■ CHALLENGE: Determine the number of lines containing the word "save". Reply with it and nothing else.

■ AVAILABLE RECORDS:
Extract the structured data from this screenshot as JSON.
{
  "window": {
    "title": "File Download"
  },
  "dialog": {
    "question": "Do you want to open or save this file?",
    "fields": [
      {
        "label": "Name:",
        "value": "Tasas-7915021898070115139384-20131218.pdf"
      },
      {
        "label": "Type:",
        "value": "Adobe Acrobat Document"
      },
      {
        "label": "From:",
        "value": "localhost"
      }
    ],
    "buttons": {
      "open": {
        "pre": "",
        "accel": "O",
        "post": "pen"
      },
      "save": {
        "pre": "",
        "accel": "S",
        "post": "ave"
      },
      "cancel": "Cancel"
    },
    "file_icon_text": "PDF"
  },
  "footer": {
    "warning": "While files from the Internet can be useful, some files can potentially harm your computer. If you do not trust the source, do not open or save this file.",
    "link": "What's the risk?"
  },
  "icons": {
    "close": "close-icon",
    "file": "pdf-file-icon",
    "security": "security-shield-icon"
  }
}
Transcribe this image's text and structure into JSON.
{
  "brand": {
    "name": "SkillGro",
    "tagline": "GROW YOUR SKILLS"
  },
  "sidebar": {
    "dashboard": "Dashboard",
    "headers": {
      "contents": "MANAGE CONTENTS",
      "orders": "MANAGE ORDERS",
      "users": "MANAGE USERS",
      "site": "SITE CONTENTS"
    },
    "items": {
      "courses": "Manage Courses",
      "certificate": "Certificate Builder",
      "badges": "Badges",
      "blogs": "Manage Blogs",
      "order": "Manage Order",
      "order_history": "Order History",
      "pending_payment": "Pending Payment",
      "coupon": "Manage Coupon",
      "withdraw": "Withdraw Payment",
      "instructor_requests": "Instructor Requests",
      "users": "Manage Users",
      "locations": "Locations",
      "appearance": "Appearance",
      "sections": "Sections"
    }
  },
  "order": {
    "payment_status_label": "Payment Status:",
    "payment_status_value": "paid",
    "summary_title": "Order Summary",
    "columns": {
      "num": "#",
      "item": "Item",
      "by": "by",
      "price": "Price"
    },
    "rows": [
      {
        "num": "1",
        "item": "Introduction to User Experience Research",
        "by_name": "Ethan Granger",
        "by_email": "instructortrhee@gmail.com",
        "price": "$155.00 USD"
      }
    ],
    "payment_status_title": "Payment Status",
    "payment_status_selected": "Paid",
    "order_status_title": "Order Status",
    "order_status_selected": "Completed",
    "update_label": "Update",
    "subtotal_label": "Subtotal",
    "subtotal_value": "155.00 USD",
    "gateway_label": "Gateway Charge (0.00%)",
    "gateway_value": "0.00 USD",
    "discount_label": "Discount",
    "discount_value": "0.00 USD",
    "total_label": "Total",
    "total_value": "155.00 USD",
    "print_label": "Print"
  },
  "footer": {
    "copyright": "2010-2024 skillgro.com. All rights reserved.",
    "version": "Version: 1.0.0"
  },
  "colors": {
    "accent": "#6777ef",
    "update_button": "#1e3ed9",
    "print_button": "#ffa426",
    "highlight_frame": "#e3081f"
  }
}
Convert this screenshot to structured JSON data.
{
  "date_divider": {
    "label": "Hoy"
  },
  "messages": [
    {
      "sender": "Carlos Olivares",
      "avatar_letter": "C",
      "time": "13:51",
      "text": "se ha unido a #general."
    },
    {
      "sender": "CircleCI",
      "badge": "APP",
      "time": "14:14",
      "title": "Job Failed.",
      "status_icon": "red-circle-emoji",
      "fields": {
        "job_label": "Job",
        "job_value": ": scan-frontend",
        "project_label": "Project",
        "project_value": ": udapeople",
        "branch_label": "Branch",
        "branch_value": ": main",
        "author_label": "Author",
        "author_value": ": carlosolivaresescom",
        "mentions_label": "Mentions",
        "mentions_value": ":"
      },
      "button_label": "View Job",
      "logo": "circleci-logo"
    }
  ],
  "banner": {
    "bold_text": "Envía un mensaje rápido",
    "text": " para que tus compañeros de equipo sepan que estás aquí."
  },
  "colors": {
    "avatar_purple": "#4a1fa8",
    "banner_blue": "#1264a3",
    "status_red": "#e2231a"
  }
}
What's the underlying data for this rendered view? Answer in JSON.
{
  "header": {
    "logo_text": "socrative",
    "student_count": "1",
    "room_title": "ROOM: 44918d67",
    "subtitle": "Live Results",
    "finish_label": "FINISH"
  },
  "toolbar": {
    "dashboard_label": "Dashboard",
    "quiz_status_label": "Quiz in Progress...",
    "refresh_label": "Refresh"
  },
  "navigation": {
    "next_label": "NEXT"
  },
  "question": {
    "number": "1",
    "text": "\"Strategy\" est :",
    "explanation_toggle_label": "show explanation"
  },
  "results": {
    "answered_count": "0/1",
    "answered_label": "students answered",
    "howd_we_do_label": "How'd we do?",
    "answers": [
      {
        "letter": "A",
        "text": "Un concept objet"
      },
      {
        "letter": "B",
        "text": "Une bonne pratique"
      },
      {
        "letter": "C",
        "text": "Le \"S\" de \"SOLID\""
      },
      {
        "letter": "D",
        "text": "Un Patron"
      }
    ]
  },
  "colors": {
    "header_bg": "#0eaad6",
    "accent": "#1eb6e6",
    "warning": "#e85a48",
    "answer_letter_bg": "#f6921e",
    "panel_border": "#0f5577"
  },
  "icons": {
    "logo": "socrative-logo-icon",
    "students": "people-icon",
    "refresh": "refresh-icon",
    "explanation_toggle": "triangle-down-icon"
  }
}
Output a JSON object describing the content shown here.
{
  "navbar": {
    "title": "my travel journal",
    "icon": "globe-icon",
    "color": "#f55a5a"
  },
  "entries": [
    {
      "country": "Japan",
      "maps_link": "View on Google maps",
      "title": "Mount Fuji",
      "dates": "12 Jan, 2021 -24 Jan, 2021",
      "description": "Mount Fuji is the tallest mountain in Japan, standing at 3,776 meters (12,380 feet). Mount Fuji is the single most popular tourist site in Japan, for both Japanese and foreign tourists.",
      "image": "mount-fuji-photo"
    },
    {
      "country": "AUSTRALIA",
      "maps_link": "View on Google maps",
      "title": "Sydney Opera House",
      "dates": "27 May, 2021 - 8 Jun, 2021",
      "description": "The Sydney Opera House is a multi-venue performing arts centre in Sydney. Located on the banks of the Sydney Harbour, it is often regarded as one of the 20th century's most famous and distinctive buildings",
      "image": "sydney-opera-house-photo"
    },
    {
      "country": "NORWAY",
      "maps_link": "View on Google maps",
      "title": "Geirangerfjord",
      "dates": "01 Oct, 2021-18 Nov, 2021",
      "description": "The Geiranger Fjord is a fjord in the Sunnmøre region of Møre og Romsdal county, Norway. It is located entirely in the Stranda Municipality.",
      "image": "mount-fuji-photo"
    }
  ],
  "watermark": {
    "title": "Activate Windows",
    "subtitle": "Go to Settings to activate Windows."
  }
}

■ SOLUTION TO THIS TASK: 3